[Task directions]
Check each line of the listing, and copy it if it contains the word "Zentralgeleitet".

[Data entries]
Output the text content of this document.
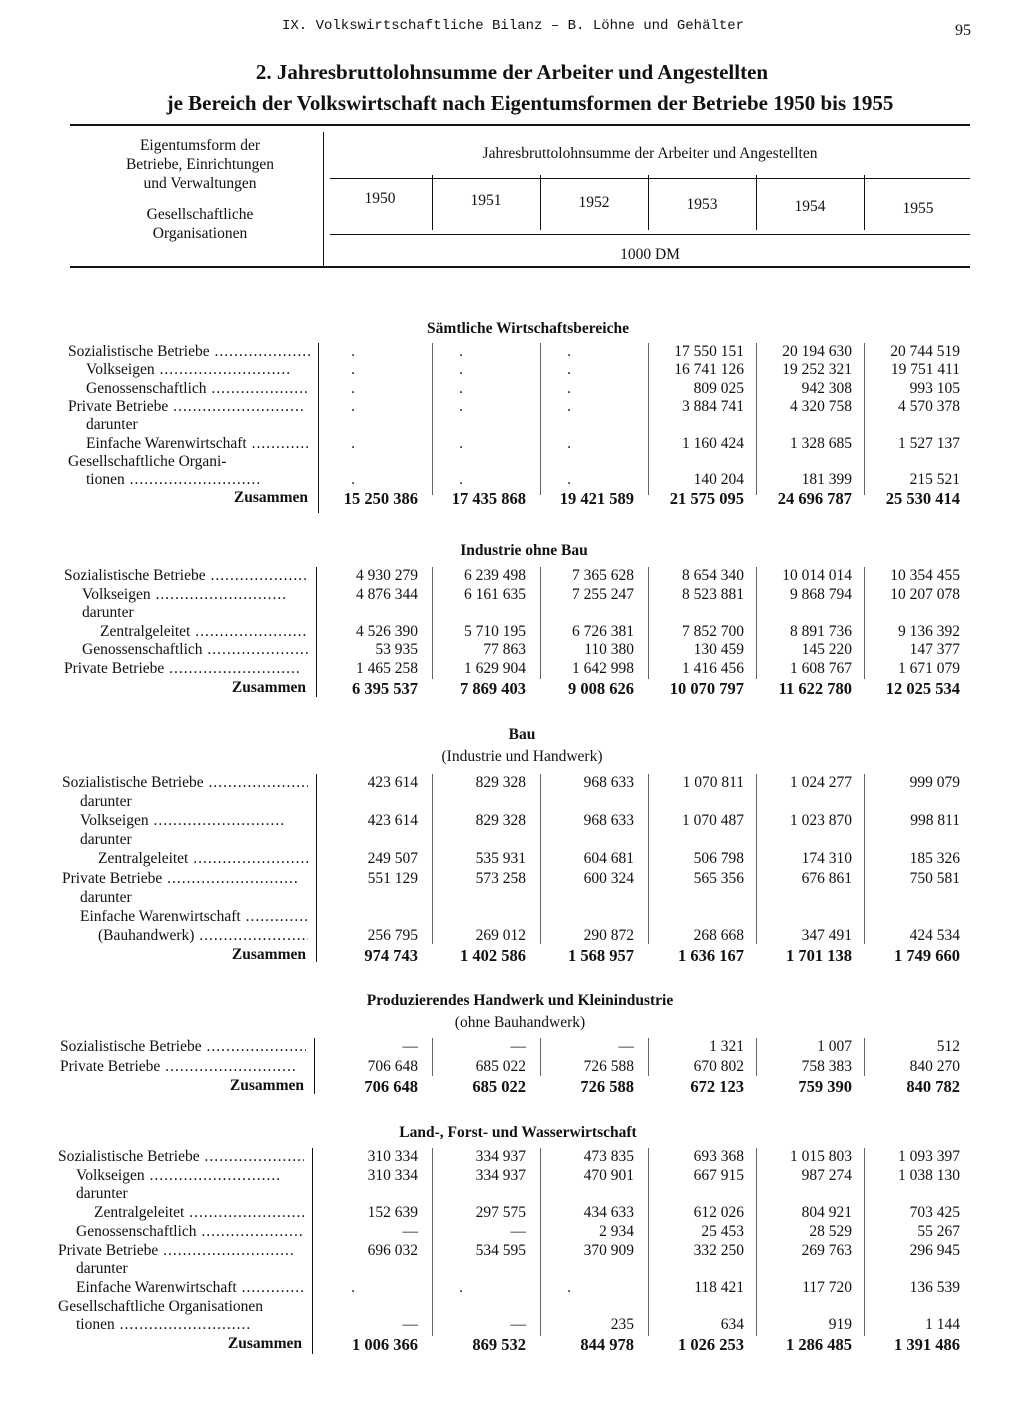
IX. Volkswirtschaftliche Bilanz – B. Löhne und Gehälter	95
2. Jahresbruttolohnsumme der Arbeiter und Angestellten
je Bereich der Volkswirtschaft nach Eigentumsformen der Betriebe 1950 bis 1955
Eigentumsform der
Betriebe, Einrichtungen
und Verwaltungen
Gesellschaftliche
Organisationen
Jahresbruttolohnsumme der Arbeiter und Angestellten
1950	1951	1952	1953	1954	1955
1000 DM
Sämtliche Wirtschaftsbereiche
Sozialistische Betriebe .....	.	.	.	17 550 151	20 194 630	20 744 519
Volkseigen .....	.	.	.	16 741 126	19 252 321	19 751 411
Genossenschaftlich .....	.	.	.	809 025	942 308	993 105
Private Betriebe .....	.	.	.	3 884 741	4 320 758	4 570 378
darunter
Einfache Warenwirtschaft .....	.	.	.	1 160 424	1 328 685	1 527 137
Gesellschaftliche Organi-
tionen .....	.	.	.	140 204	181 399	215 521
Zusammen	15 250 386	17 435 868	19 421 589	21 575 095	24 696 787	25 530 414
Industrie ohne Bau
Sozialistische Betriebe .....	4 930 279	6 239 498	7 365 628	8 654 340	10 014 014	10 354 455
Volkseigen .....	4 876 344	6 161 635	7 255 247	8 523 881	9 868 794	10 207 078
darunter
Zentralgeleitet .....	4 526 390	5 710 195	6 726 381	7 852 700	8 891 736	9 136 392
Genossenschaftlich .....	53 935	77 863	110 380	130 459	145 220	147 377
Private Betriebe .....	1 465 258	1 629 904	1 642 998	1 416 456	1 608 767	1 671 079
Zusammen	6 395 537	7 869 403	9 008 626	10 070 797	11 622 780	12 025 534
Bau
(Industrie und Handwerk)
Sozialistische Betriebe .....	423 614	829 328	968 633	1 070 811	1 024 277	999 079
darunter
Volkseigen .....	423 614	829 328	968 633	1 070 487	1 023 870	998 811
darunter
Zentralgeleitet .....	249 507	535 931	604 681	506 798	174 310	185 326
Private Betriebe .....	551 129	573 258	600 324	565 356	676 861	750 581
darunter
Einfache Warenwirtschaft .....
(Bauhandwerk) .....	256 795	269 012	290 872	268 668	347 491	424 534
Zusammen	974 743	1 402 586	1 568 957	1 636 167	1 701 138	1 749 660
Produzierendes Handwerk und Kleinindustrie
(ohne Bauhandwerk)
Sozialistische Betriebe .....	—	—	—	1 321	1 007	512
Private Betriebe .....	706 648	685 022	726 588	670 802	758 383	840 270
Zusammen	706 648	685 022	726 588	672 123	759 390	840 782
Land-, Forst- und Wasserwirtschaft
Sozialistische Betriebe .....	310 334	334 937	473 835	693 368	1 015 803	1 093 397
Volkseigen .....	310 334	334 937	470 901	667 915	987 274	1 038 130
darunter
Zentralgeleitet .....	152 639	297 575	434 633	612 026	804 921	703 425
Genossenschaftlich .....	—	—	2 934	25 453	28 529	55 267
Private Betriebe .....	696 032	534 595	370 909	332 250	269 763	296 945
darunter
Einfache Warenwirtschaft .....	.	.	.	118 421	117 720	136 539
Gesellschaftliche Organisationen
tionen .....	—	—	235	634	919	1 144
Zusammen	1 006 366	869 532	844 978	1 026 253	1 286 485	1 391 486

[Task output]
Zentralgeleitet .....	4 526 390	5 710 195	6 726 381	7 852 700	8 891 736	9 136 392
Zentralgeleitet .....	249 507	535 931	604 681	506 798	174 310	185 326
Zentralgeleitet .....	152 639	297 575	434 633	612 026	804 921	703 425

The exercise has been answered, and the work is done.